Task details:
Reproduce each line exactly.

Provided data:
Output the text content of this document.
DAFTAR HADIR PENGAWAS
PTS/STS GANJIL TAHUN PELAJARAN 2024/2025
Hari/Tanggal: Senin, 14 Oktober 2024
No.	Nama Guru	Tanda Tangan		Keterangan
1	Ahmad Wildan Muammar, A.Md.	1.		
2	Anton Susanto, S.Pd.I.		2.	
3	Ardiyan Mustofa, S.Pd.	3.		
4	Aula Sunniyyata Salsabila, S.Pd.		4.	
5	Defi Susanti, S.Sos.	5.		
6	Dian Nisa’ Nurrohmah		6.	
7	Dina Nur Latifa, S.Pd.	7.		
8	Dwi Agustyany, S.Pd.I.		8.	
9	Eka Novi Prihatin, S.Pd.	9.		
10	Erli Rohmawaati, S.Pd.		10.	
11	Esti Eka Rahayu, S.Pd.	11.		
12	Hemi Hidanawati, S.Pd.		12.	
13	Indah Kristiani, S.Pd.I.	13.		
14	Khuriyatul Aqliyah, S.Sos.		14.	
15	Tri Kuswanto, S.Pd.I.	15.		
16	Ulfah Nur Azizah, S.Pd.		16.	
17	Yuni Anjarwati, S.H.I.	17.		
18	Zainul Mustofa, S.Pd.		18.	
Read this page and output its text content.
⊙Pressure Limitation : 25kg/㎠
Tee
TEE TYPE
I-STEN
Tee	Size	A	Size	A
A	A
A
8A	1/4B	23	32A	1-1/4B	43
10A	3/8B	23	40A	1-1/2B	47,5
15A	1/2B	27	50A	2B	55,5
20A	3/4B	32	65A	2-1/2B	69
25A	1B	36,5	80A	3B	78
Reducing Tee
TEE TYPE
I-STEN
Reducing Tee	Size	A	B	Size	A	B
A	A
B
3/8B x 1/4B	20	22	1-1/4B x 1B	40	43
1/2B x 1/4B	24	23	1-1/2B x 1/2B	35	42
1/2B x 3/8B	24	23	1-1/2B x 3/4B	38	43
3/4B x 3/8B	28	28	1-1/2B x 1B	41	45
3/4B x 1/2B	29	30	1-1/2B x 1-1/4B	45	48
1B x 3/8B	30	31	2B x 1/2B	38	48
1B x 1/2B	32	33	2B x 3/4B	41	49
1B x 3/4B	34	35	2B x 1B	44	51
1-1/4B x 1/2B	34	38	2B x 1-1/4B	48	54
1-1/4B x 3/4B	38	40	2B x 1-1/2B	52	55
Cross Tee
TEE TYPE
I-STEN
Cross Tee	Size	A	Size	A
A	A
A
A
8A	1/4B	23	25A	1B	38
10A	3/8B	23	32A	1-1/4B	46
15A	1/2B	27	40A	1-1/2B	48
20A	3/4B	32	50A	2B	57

The reply:
Output the text content of this document.
DAFTAR HADIR PENGAWAS
PTS/STS GANJIL TAHUN PELAJARAN 2024/2025
Hari/Tanggal: Senin, 14 Oktober 2024
No.	Nama Guru	Tanda Tangan		Keterangan
1	Ahmad Wildan Muammar, A.Md.	1.		
2	Anton Susanto, S.Pd.I.		2.	
3	Ardiyan Mustofa, S.Pd.	3.		
4	Aula Sunniyyata Salsabila, S.Pd.		4.	
5	Defi Susanti, S.Sos.	5.		
6	Dian Nisa’ Nurrohmah		6.	
7	Dina Nur Latifa, S.Pd.	7.		
8	Dwi Agustyany, S.Pd.I.		8.	
9	Eka Novi Prihatin, S.Pd.	9.		
10	Erli Rohmawaati, S.Pd.		10.	
11	Esti Eka Rahayu, S.Pd.	11.		
12	Hemi Hidanawati, S.Pd.		12.	
13	Indah Kristiani, S.Pd.I.	13.		
14	Khuriyatul Aqliyah, S.Sos.		14.	
15	Tri Kuswanto, S.Pd.I.	15.		
16	Ulfah Nur Azizah, S.Pd.		16.	
17	Yuni Anjarwati, S.H.I.	17.		
18	Zainul Mustofa, S.Pd.		18.	
Read this page and output its text content.
⊙Pressure Limitation : 25kg/㎠
Tee
TEE TYPE
I-STEN
Tee	Size	A	Size	A
A	A
A
8A	1/4B	23	32A	1-1/4B	43
10A	3/8B	23	40A	1-1/2B	47,5
15A	1/2B	27	50A	2B	55,5
20A	3/4B	32	65A	2-1/2B	69
25A	1B	36,5	80A	3B	78
Reducing Tee
TEE TYPE
I-STEN
Reducing Tee	Size	A	B	Size	A	B
A	A
B
3/8B x 1/4B	20	22	1-1/4B x 1B	40	43
1/2B x 1/4B	24	23	1-1/2B x 1/2B	35	42
1/2B x 3/8B	24	23	1-1/2B x 3/4B	38	43
3/4B x 3/8B	28	28	1-1/2B x 1B	41	45
3/4B x 1/2B	29	30	1-1/2B x 1-1/4B	45	48
1B x 3/8B	30	31	2B x 1/2B	38	48
1B x 1/2B	32	33	2B x 3/4B	41	49
1B x 3/4B	34	35	2B x 1B	44	51
1-1/4B x 1/2B	34	38	2B x 1-1/4B	48	54
1-1/4B x 3/4B	38	40	2B x 1-1/2B	52	55
Cross Tee
TEE TYPE
I-STEN
Cross Tee	Size	A	Size	A
A	A
A
A
8A	1/4B	23	25A	1B	38
10A	3/8B	23	32A	1-1/4B	46
15A	1/2B	27	40A	1-1/2B	48
20A	3/4B	32	50A	2B	57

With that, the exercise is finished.